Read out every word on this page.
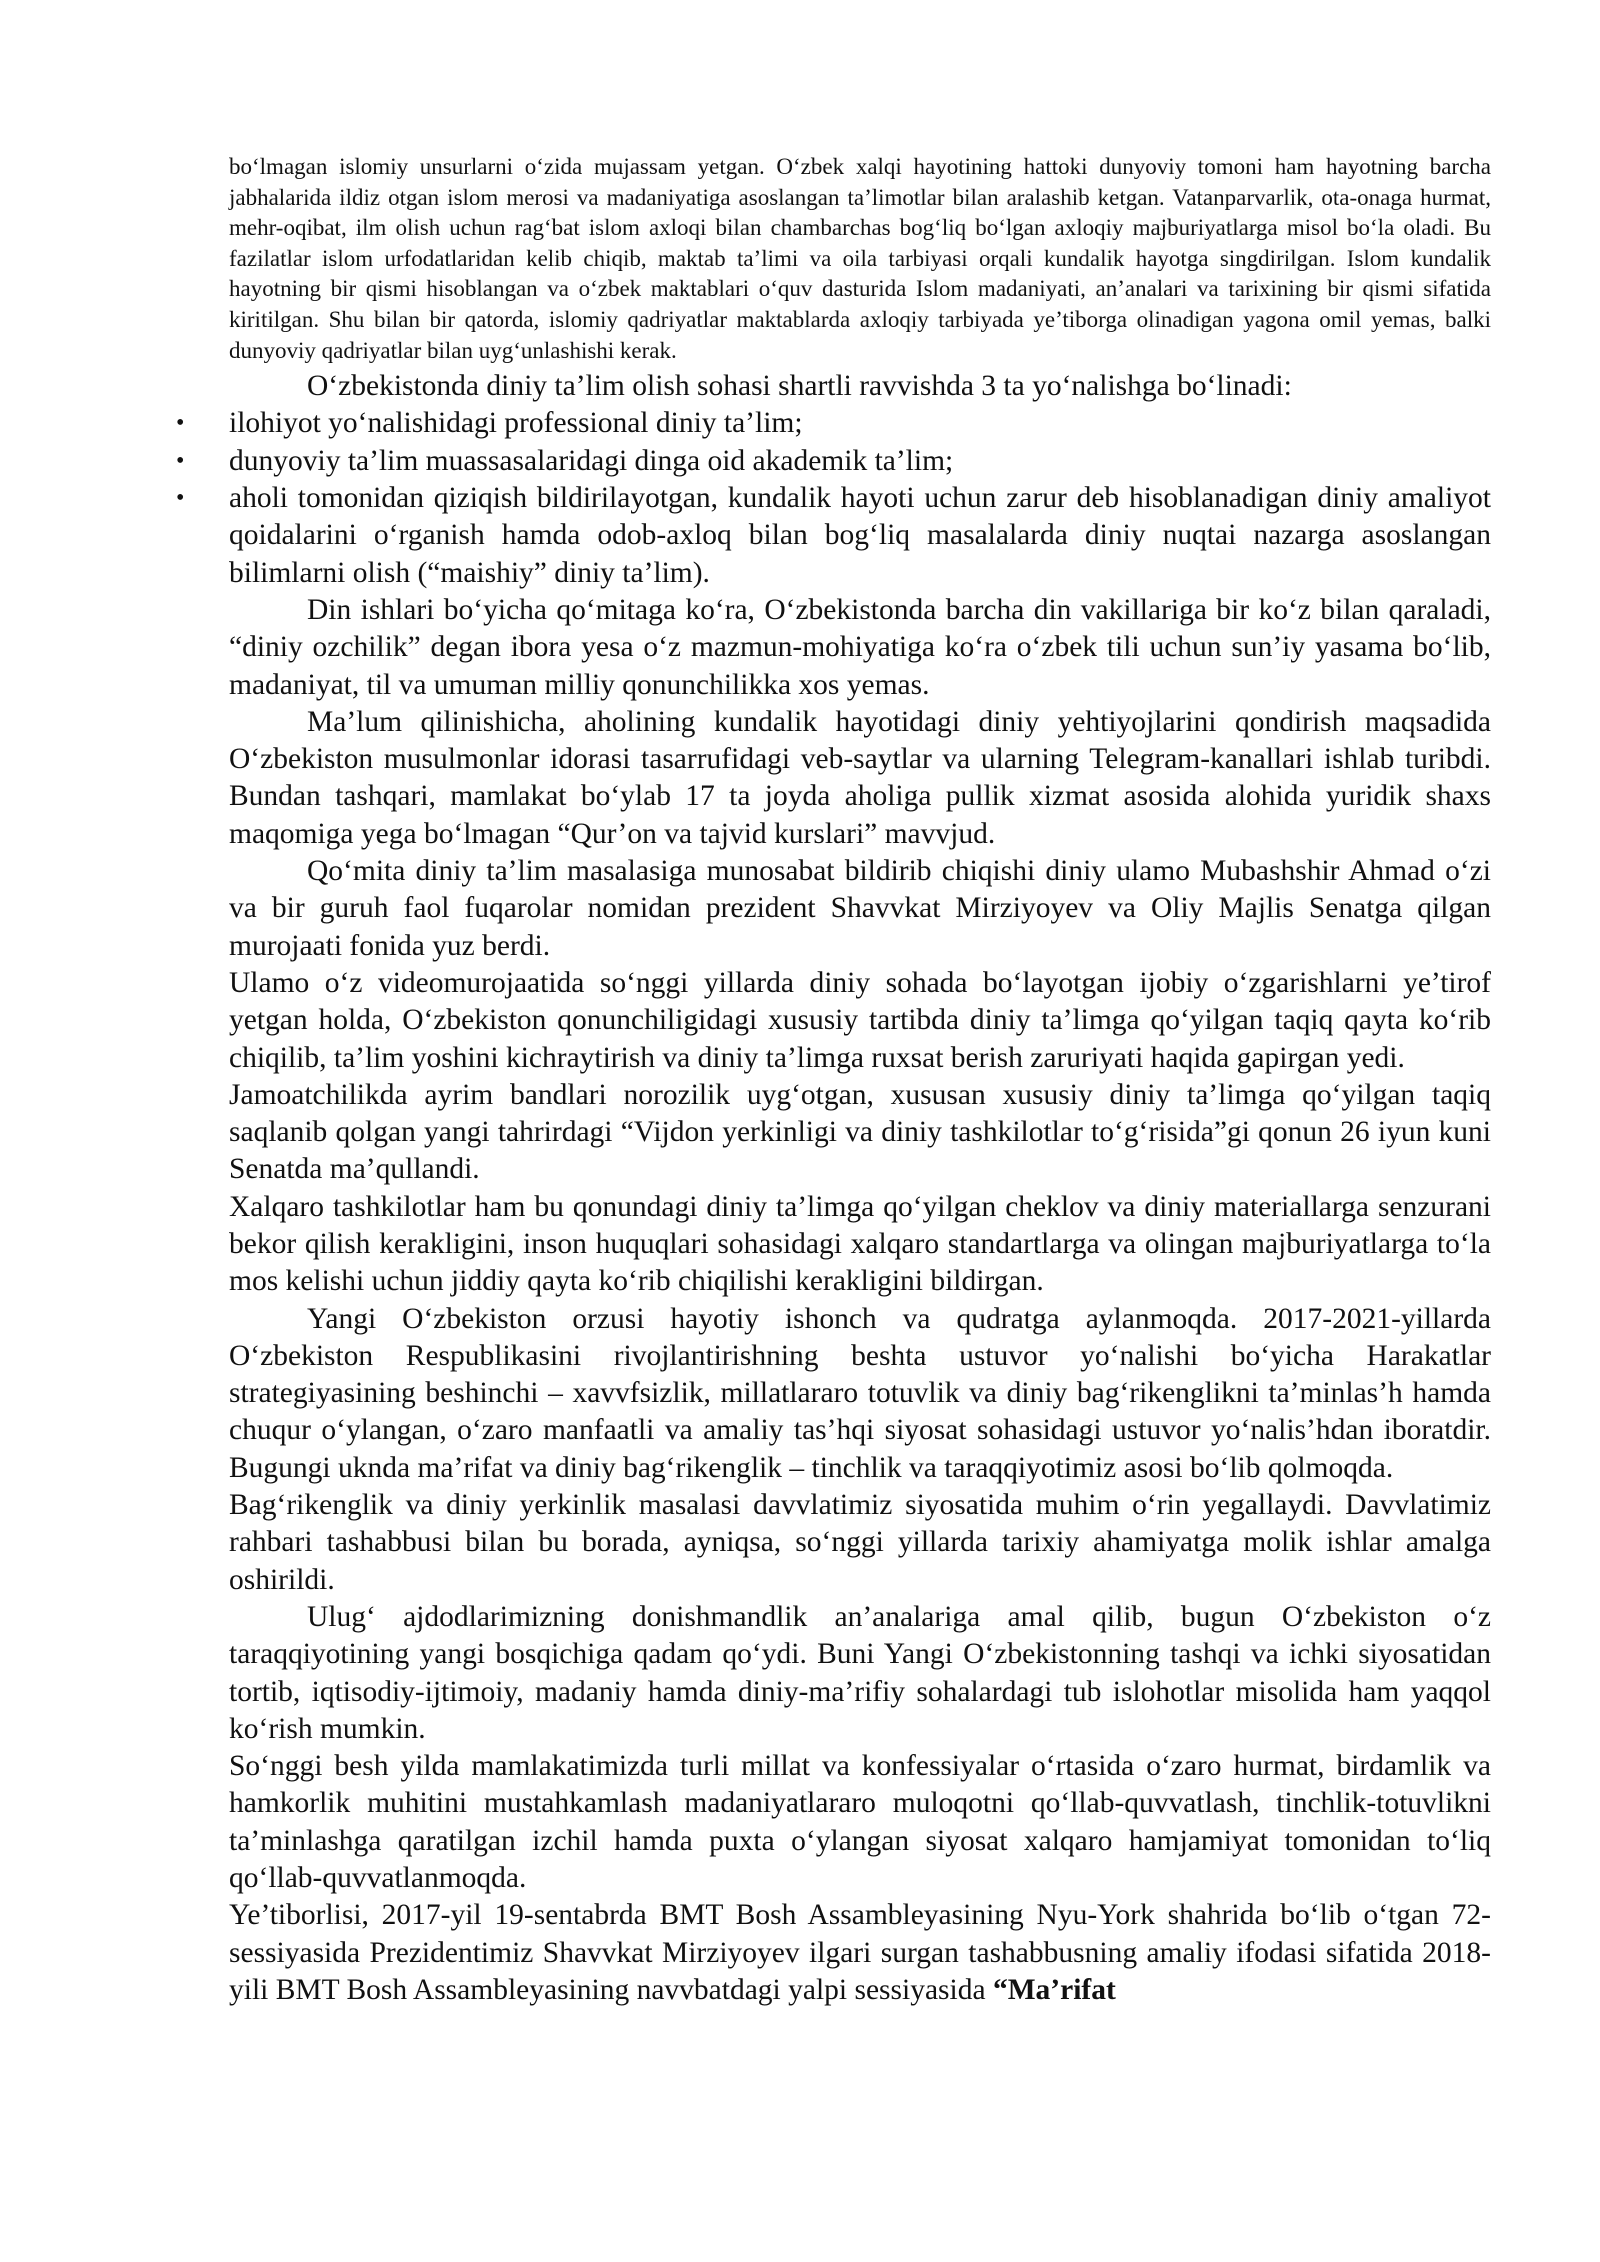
bo‘lmagan islomiy unsurlarni o‘zida mujassam yetgan. O‘zbek xalqi hayotining hattoki dunyoviy tomoni ham hayotning barcha jabhalarida ildiz otgan islom merosi va madaniyatiga asoslangan ta’limotlar bilan aralashib ketgan. Vatanparvarlik, ota-onaga hurmat, mehr-oqibat, ilm olish uchun rag‘bat islom axloqi bilan chambarchas bog‘liq bo‘lgan axloqiy majburiyatlarga misol bo‘la oladi. Bu fazilatlar islom urfodatlaridan kelib chiqib, maktab ta’limi va oila tarbiyasi orqali kundalik hayotga singdirilgan. Islom kundalik hayotning bir qismi hisoblangan va o‘zbek maktablari o‘quv dasturida Islom madaniyati, an’analari va tarixining bir qismi sifatida kiritilgan. Shu bilan bir qatorda, islomiy qadriyatlar maktablarda axloqiy tarbiyada ye’tiborga olinadigan yagona omil yemas, balki dunyoviy qadriyatlar bilan uyg‘unlashishi kerak.

O‘zbekistonda diniy ta’lim olish sohasi shartli ravvishda 3 ta yo‘nalishga bo‘linadi:

• ilohiyot yo‘nalishidagi professional diniy ta’lim;
• dunyoviy ta’lim muassasalaridagi dinga oid akademik ta’lim;
• aholi tomonidan qiziqish bildirilayotgan, kundalik hayoti uchun zarur deb hisoblanadigan diniy amaliyot qoidalarini o‘rganish hamda odob-axloq bilan bog‘liq masalalarda diniy nuqtai nazarga asoslangan bilimlarni olish (“maishiy” diniy ta’lim).

Din ishlari bo‘yicha qo‘mitaga ko‘ra, O‘zbekistonda barcha din vakillariga bir ko‘z bilan qaraladi, “diniy ozchilik” degan ibora yesa o‘z mazmun-mohiyatiga ko‘ra o‘zbek tili uchun sun’iy yasama bo‘lib, madaniyat, til va umuman milliy qonunchilikka xos yemas.

Ma’lum qilinishicha, aholining kundalik hayotidagi diniy yehtiyojlarini qondirish maqsadida O‘zbekiston musulmonlar idorasi tasarrufidagi veb-saytlar va ularning Telegram-kanallari ishlab turibdi. Bundan tashqari, mamlakat bo‘ylab 17 ta joyda aholiga pullik xizmat asosida alohida yuridik shaxs maqomiga yega bo‘lmagan “Qur’on va tajvid kurslari” mavvjud.

Qo‘mita diniy ta’lim masalasiga munosabat bildirib chiqishi diniy ulamo Mubashshir Ahmad o‘zi va bir guruh faol fuqarolar nomidan prezident Shavvkat Mirziyoyev va Oliy Majlis Senatga qilgan murojaati fonida yuz berdi.

Ulamo o‘z videomurojaatida so‘nggi yillarda diniy sohada bo‘layotgan ijobiy o‘zgarishlarni ye’tirof yetgan holda, O‘zbekiston qonunchiligidagi xususiy tartibda diniy ta’limga qo‘yilgan taqiq qayta ko‘rib chiqilib, ta’lim yoshini kichraytirish va diniy ta’limga ruxsat berish zaruriyati haqida gapirgan yedi.

Jamoatchilikda ayrim bandlari norozilik uyg‘otgan, xususan xususiy diniy ta’limga qo‘yilgan taqiq saqlanib qolgan yangi tahrirdagi “Vijdon yerkinligi va diniy tashkilotlar to‘g‘risida”gi qonun 26 iyun kuni Senatda ma’qullandi.

Xalqaro tashkilotlar ham bu qonundagi diniy ta’limga qo‘yilgan cheklov va diniy materiallarga senzurani bekor qilish kerakligini, inson huquqlari sohasidagi xalqaro standartlarga va olingan majburiyatlarga to‘la mos kelishi uchun jiddiy qayta ko‘rib chiqilishi kerakligini bildirgan.

Yangi O‘zbekiston orzusi hayotiy ishonch va qudratga aylanmoqda. 2017-2021-yillarda O‘zbekiston Respublikasini rivojlantirishning beshta ustuvor yo‘nalishi bo‘yicha Harakatlar strategiyasining beshinchi – xavvfsizlik, millatlararo totuvlik va diniy bag‘rikenglikni ta’minlas’h hamda chuqur o‘ylangan, o‘zaro manfaatli va amaliy tas’hqi siyosat sohasidagi ustuvor yo‘nalis’hdan iboratdir. Bugungi uknda ma’rifat va diniy bag‘rikenglik – tinchlik va taraqqiyotimiz asosi bo‘lib qolmoqda.

Bag‘rikenglik va diniy yerkinlik masalasi davvlatimiz siyosatida muhim o‘rin yegallaydi. Davvlatimiz rahbari tashabbusi bilan bu borada, ayniqsa, so‘nggi yillarda tarixiy ahamiyatga molik ishlar amalga oshirildi.

Ulug‘ ajdodlarimizning donishmandlik an’analariga amal qilib, bugun O‘zbekiston o‘z taraqqiyotining yangi bosqichiga qadam qo‘ydi. Buni Yangi O‘zbekistonning tashqi va ichki siyosatidan tortib, iqtisodiy-ijtimoiy, madaniy hamda diniy-ma’rifiy sohalardagi tub islohotlar misolida ham yaqqol ko‘rish mumkin.

So‘nggi besh yilda mamlakatimizda turli millat va konfessiyalar o‘rtasida o‘zaro hurmat, birdamlik va hamkorlik muhitini mustahkamlash madaniyatlararo muloqotni qo‘llab-quvvatlash, tinchlik-totuvlikni ta’minlashga qaratilgan izchil hamda puxta o‘ylangan siyosat xalqaro hamjamiyat tomonidan to‘liq qo‘llab-quvvatlanmoqda.

Ye’tiborlisi, 2017-yil 19-sentabrda BMT Bosh Assambleyasining Nyu-York shahrida bo‘lib o‘tgan 72-sessiyasida Prezidentimiz Shavvkat Mirziyoyev ilgari surgan tashabbusning amaliy ifodasi sifatida 2018-yili BMT Bosh Assambleyasining navvbatdagi yalpi sessiyasida “Ma’rifat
====
To be done:
Quote the preceding records in their entirety, excluding every picture.

Exercise response:
Read out every word on this page.
bo‘lmagan islomiy unsurlarni o‘zida mujassam yetgan. O‘zbek xalqi hayotining hattoki dunyoviy tomoni ham hayotning barcha jabhalarida ildiz otgan islom merosi va madaniyatiga asoslangan ta’limotlar bilan aralashib ketgan. Vatanparvarlik, ota-onaga hurmat, mehr-oqibat, ilm olish uchun rag‘bat islom axloqi bilan chambarchas bog‘liq bo‘lgan axloqiy majburiyatlarga misol bo‘la oladi. Bu fazilatlar islom urfodatlaridan kelib chiqib, maktab ta’limi va oila tarbiyasi orqali kundalik hayotga singdirilgan. Islom kundalik hayotning bir qismi hisoblangan va o‘zbek maktablari o‘quv dasturida Islom madaniyati, an’analari va tarixining bir qismi sifatida kiritilgan. Shu bilan bir qatorda, islomiy qadriyatlar maktablarda axloqiy tarbiyada ye’tiborga olinadigan yagona omil yemas, balki dunyoviy qadriyatlar bilan uyg‘unlashishi kerak.

O‘zbekistonda diniy ta’lim olish sohasi shartli ravvishda 3 ta yo‘nalishga bo‘linadi:

• ilohiyot yo‘nalishidagi professional diniy ta’lim;
• dunyoviy ta’lim muassasalaridagi dinga oid akademik ta’lim;
• aholi tomonidan qiziqish bildirilayotgan, kundalik hayoti uchun zarur deb hisoblanadigan diniy amaliyot qoidalarini o‘rganish hamda odob-axloq bilan bog‘liq masalalarda diniy nuqtai nazarga asoslangan bilimlarni olish (“maishiy” diniy ta’lim).

Din ishlari bo‘yicha qo‘mitaga ko‘ra, O‘zbekistonda barcha din vakillariga bir ko‘z bilan qaraladi, “diniy ozchilik” degan ibora yesa o‘z mazmun-mohiyatiga ko‘ra o‘zbek tili uchun sun’iy yasama bo‘lib, madaniyat, til va umuman milliy qonunchilikka xos yemas.

Ma’lum qilinishicha, aholining kundalik hayotidagi diniy yehtiyojlarini qondirish maqsadida O‘zbekiston musulmonlar idorasi tasarrufidagi veb-saytlar va ularning Telegram-kanallari ishlab turibdi. Bundan tashqari, mamlakat bo‘ylab 17 ta joyda aholiga pullik xizmat asosida alohida yuridik shaxs maqomiga yega bo‘lmagan “Qur’on va tajvid kurslari” mavvjud.

Qo‘mita diniy ta’lim masalasiga munosabat bildirib chiqishi diniy ulamo Mubashshir Ahmad o‘zi va bir guruh faol fuqarolar nomidan prezident Shavvkat Mirziyoyev va Oliy Majlis Senatga qilgan murojaati fonida yuz berdi.

Ulamo o‘z videomurojaatida so‘nggi yillarda diniy sohada bo‘layotgan ijobiy o‘zgarishlarni ye’tirof yetgan holda, O‘zbekiston qonunchiligidagi xususiy tartibda diniy ta’limga qo‘yilgan taqiq qayta ko‘rib chiqilib, ta’lim yoshini kichraytirish va diniy ta’limga ruxsat berish zaruriyati haqida gapirgan yedi.

Jamoatchilikda ayrim bandlari norozilik uyg‘otgan, xususan xususiy diniy ta’limga qo‘yilgan taqiq saqlanib qolgan yangi tahrirdagi “Vijdon yerkinligi va diniy tashkilotlar to‘g‘risida”gi qonun 26 iyun kuni Senatda ma’qullandi.

Xalqaro tashkilotlar ham bu qonundagi diniy ta’limga qo‘yilgan cheklov va diniy materiallarga senzurani bekor qilish kerakligini, inson huquqlari sohasidagi xalqaro standartlarga va olingan majburiyatlarga to‘la mos kelishi uchun jiddiy qayta ko‘rib chiqilishi kerakligini bildirgan.

Yangi O‘zbekiston orzusi hayotiy ishonch va qudratga aylanmoqda. 2017-2021-yillarda O‘zbekiston Respublikasini rivojlantirishning beshta ustuvor yo‘nalishi bo‘yicha Harakatlar strategiyasining beshinchi – xavvfsizlik, millatlararo totuvlik va diniy bag‘rikenglikni ta’minlas’h hamda chuqur o‘ylangan, o‘zaro manfaatli va amaliy tas’hqi siyosat sohasidagi ustuvor yo‘nalis’hdan iboratdir. Bugungi uknda ma’rifat va diniy bag‘rikenglik – tinchlik va taraqqiyotimiz asosi bo‘lib qolmoqda.

Bag‘rikenglik va diniy yerkinlik masalasi davvlatimiz siyosatida muhim o‘rin yegallaydi. Davvlatimiz rahbari tashabbusi bilan bu borada, ayniqsa, so‘nggi yillarda tarixiy ahamiyatga molik ishlar amalga oshirildi.

Ulug‘ ajdodlarimizning donishmandlik an’analariga amal qilib, bugun O‘zbekiston o‘z taraqqiyotining yangi bosqichiga qadam qo‘ydi. Buni Yangi O‘zbekistonning tashqi va ichki siyosatidan tortib, iqtisodiy-ijtimoiy, madaniy hamda diniy-ma’rifiy sohalardagi tub islohotlar misolida ham yaqqol ko‘rish mumkin.

So‘nggi besh yilda mamlakatimizda turli millat va konfessiyalar o‘rtasida o‘zaro hurmat, birdamlik va hamkorlik muhitini mustahkamlash madaniyatlararo muloqotni qo‘llab-quvvatlash, tinchlik-totuvlikni ta’minlashga qaratilgan izchil hamda puxta o‘ylangan siyosat xalqaro hamjamiyat tomonidan to‘liq qo‘llab-quvvatlanmoqda.

Ye’tiborlisi, 2017-yil 19-sentabrda BMT Bosh Assambleyasining Nyu-York shahrida bo‘lib o‘tgan 72-sessiyasida Prezidentimiz Shavvkat Mirziyoyev ilgari surgan tashabbusning amaliy ifodasi sifatida 2018-yili BMT Bosh Assambleyasining navvbatdagi yalpi sessiyasida “Ma’rifat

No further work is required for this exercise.